Exercise details:
Return every line below as is, leaving out the pictures.

═════ Raw records

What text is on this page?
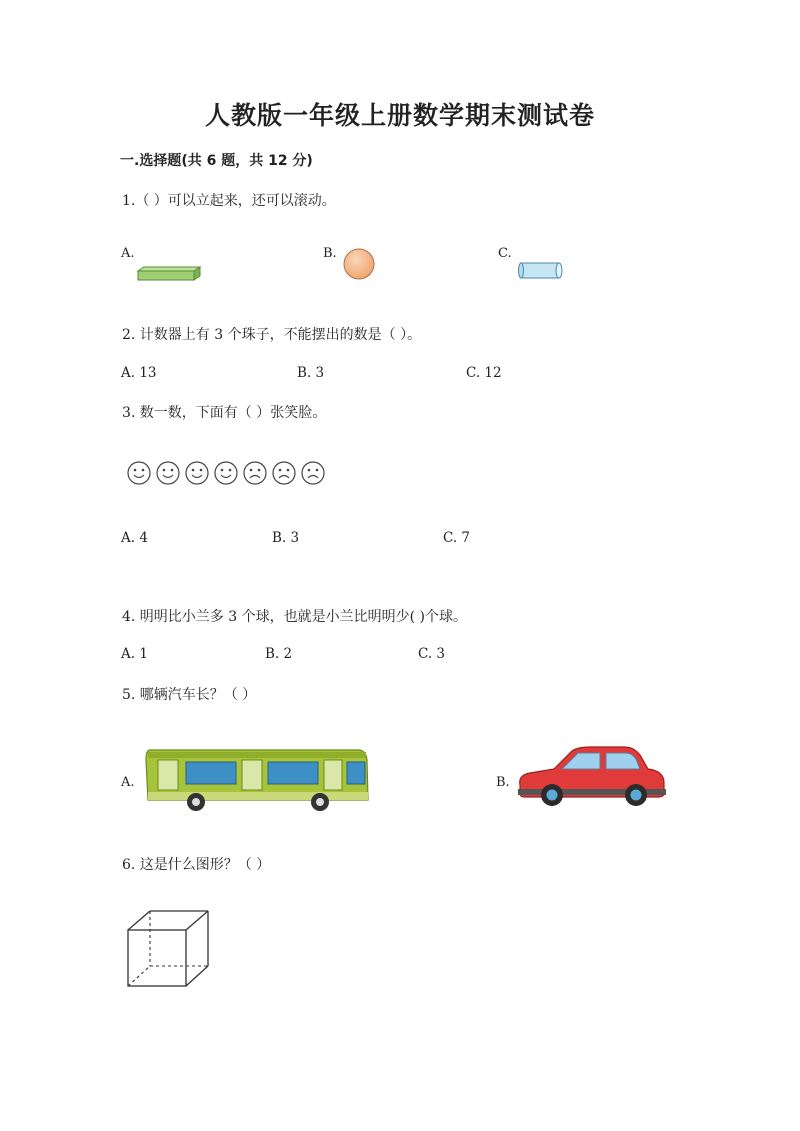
人教版一年级上册数学期末测试卷
一.选择题(共 6 题，共 12 分)
1.（ ）可以立起来，还可以滚动。
A.	B.	C.
2. 计数器上有 3 个珠子，不能摆出的数是（ ）。
A. 13	B. 3	C. 12
3. 数一数，下面有（ ）张笑脸。
A. 4	B. 3	C. 7
4. 明明比小兰多 3 个球，也就是小兰比明明少( )个球。
A. 1	B. 2	C. 3
5. 哪辆汽车长？（ ）
A.	B.
6. 这是什么图形？（ ）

══════════

Response to this task:
What text is on this page?
人教版一年级上册数学期末测试卷
一.选择题(共 6 题，共 12 分)
1.（ ）可以立起来，还可以滚动。
A.	B.	C.
2. 计数器上有 3 个珠子，不能摆出的数是（ ）。
A. 13	B. 3	C. 12
3. 数一数，下面有（ ）张笑脸。
A. 4	B. 3	C. 7
4. 明明比小兰多 3 个球，也就是小兰比明明少( )个球。
A. 1	B. 2	C. 3
5. 哪辆汽车长？（ ）
A.	B.
6. 这是什么图形？（ ）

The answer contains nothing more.